● **Information supplied**:
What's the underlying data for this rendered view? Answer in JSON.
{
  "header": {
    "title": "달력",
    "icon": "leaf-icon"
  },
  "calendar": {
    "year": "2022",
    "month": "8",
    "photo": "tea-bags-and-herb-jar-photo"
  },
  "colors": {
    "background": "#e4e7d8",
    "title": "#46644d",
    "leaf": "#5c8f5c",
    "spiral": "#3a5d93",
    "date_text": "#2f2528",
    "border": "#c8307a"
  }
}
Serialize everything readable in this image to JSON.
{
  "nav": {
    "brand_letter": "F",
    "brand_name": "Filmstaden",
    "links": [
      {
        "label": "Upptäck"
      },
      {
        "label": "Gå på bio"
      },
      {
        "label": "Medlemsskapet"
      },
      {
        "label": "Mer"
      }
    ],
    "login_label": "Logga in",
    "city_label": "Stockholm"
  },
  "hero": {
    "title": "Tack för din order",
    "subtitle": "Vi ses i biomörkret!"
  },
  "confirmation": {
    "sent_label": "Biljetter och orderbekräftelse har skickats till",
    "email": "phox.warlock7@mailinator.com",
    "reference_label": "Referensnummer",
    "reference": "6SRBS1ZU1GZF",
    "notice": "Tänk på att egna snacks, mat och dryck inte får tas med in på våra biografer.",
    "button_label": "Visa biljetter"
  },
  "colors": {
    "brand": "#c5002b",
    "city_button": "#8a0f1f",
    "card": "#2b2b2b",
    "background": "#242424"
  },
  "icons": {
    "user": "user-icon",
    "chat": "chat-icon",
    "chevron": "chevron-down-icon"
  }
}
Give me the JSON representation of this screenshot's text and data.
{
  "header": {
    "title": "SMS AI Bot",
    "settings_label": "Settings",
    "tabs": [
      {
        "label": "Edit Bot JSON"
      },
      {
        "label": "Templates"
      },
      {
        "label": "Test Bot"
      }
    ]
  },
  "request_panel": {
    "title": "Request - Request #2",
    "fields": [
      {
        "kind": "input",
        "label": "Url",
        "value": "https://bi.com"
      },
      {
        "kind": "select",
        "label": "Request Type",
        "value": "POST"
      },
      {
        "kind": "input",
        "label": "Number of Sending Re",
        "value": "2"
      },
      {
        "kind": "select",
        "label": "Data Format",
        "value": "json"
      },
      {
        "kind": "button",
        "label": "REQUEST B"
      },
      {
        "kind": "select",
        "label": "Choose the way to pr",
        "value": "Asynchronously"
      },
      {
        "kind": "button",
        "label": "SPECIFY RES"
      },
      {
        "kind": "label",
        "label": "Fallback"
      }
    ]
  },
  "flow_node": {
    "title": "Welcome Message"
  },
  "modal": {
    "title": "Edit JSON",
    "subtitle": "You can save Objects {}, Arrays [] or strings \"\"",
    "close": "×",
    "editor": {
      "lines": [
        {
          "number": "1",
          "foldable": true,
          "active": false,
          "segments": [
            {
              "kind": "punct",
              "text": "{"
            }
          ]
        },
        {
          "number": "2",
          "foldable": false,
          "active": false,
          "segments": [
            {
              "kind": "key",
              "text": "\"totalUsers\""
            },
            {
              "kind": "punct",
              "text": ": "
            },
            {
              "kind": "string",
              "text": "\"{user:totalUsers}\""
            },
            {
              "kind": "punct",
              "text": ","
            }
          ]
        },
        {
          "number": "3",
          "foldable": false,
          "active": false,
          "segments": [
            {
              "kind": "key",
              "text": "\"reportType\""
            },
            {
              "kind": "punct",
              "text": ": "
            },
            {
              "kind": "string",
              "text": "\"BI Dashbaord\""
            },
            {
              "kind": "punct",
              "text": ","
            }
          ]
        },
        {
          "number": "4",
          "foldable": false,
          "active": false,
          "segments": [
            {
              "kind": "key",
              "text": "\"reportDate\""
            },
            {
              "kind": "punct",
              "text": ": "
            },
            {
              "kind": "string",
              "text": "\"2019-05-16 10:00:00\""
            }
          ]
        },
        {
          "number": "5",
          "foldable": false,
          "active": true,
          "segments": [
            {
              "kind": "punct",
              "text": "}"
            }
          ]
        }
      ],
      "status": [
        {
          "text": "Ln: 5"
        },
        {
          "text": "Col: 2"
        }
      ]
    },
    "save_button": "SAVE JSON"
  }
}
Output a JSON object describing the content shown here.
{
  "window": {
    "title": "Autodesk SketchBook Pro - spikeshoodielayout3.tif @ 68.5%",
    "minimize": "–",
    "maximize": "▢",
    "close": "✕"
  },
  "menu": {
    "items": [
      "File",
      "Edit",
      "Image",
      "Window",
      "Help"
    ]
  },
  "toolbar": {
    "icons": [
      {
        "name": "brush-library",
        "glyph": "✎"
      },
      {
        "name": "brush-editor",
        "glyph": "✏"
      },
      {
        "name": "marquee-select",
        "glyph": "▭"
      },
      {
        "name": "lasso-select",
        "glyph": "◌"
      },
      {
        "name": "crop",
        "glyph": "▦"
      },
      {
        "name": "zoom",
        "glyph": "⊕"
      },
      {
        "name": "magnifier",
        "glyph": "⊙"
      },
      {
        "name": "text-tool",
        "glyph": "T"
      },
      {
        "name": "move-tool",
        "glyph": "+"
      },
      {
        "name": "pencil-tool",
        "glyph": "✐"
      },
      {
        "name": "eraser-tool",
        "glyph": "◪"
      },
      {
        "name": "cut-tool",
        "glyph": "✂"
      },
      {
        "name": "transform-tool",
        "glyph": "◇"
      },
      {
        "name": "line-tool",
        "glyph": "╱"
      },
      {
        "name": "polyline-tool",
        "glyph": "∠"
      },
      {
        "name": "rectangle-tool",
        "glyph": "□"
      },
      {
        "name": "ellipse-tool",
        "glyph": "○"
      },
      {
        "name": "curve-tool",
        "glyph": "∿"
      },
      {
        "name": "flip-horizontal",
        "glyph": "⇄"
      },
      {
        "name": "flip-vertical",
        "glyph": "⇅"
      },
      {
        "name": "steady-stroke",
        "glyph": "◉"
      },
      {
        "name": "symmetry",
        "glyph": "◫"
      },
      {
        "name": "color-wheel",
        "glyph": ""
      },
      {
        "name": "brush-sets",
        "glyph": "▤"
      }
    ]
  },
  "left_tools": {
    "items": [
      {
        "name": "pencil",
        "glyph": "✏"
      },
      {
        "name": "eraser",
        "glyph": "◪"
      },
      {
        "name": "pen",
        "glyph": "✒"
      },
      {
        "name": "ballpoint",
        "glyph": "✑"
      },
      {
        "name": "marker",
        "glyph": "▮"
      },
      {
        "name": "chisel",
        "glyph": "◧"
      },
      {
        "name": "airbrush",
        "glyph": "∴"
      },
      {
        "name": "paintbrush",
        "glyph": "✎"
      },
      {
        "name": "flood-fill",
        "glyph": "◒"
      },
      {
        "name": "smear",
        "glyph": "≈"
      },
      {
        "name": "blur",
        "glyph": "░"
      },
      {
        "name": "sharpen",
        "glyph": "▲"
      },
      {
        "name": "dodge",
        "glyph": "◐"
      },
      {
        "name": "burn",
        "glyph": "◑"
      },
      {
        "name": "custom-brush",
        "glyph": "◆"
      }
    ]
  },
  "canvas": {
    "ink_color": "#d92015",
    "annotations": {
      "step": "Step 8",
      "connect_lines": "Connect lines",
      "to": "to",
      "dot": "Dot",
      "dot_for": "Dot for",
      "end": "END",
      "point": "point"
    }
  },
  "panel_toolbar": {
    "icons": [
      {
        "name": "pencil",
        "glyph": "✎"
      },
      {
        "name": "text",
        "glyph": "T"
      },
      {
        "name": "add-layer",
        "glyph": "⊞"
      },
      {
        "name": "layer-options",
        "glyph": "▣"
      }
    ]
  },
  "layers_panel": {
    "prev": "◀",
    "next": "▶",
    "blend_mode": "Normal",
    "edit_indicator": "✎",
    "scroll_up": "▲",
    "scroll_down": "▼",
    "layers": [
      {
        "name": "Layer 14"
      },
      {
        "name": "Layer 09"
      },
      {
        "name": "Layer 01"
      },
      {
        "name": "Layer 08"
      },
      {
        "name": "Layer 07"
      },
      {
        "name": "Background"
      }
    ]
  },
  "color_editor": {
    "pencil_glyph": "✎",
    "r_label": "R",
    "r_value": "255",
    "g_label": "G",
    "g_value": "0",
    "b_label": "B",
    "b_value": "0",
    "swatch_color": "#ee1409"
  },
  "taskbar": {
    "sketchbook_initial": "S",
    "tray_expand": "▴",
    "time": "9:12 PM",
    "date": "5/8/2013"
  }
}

● **Given exercise**: Where a line contains "totalUsers", copy that line.

● **Result**:
              "text": "\"totalUsers\""
              "text": "\"{user:totalUsers}\""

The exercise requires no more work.